---------- ENTRIES SUPPLIED ----------
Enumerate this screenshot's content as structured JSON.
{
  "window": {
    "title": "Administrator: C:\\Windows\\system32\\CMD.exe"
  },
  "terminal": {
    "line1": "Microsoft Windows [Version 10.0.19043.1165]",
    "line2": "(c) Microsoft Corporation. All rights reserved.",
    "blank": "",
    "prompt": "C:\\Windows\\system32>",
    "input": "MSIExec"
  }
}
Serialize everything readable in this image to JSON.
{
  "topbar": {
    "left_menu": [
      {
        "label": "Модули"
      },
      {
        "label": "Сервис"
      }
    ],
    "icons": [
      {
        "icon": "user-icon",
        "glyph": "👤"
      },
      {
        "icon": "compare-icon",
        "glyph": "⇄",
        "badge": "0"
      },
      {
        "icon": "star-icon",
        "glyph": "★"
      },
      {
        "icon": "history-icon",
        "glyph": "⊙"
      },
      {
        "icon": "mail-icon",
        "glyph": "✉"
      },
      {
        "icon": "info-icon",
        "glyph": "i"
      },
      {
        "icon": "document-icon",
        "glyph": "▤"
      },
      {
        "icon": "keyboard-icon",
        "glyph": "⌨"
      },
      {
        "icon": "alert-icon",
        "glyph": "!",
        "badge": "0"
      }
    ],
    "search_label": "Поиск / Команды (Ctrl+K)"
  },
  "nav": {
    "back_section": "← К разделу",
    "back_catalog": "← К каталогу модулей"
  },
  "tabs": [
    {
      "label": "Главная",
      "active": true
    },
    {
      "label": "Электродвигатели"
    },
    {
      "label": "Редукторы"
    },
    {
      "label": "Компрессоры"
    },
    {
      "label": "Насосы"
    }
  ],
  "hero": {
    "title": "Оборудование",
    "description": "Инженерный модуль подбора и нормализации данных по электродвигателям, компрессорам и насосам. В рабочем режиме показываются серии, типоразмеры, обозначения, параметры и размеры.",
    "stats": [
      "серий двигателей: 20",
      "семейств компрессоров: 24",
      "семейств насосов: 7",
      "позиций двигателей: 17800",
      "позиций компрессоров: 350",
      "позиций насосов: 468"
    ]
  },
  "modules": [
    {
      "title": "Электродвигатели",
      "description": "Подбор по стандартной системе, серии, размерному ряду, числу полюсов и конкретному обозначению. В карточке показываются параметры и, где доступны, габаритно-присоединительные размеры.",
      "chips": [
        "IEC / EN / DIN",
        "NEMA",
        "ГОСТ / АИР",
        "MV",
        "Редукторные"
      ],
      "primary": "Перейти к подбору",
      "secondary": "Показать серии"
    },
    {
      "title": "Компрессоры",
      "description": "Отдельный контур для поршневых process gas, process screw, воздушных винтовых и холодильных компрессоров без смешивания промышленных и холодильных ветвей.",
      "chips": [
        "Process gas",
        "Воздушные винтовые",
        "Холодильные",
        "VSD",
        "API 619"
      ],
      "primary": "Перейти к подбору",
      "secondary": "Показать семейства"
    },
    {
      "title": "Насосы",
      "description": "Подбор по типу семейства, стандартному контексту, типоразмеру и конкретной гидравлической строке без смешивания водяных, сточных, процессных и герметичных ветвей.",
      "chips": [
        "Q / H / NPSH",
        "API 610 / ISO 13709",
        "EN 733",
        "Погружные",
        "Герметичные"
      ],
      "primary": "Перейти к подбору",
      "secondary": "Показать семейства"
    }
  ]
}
----------
WRITTEN PROBLEM
State, as a bare number, how many lines of the listing hold the word "Электродвигатели".

TASK SOLUTION
2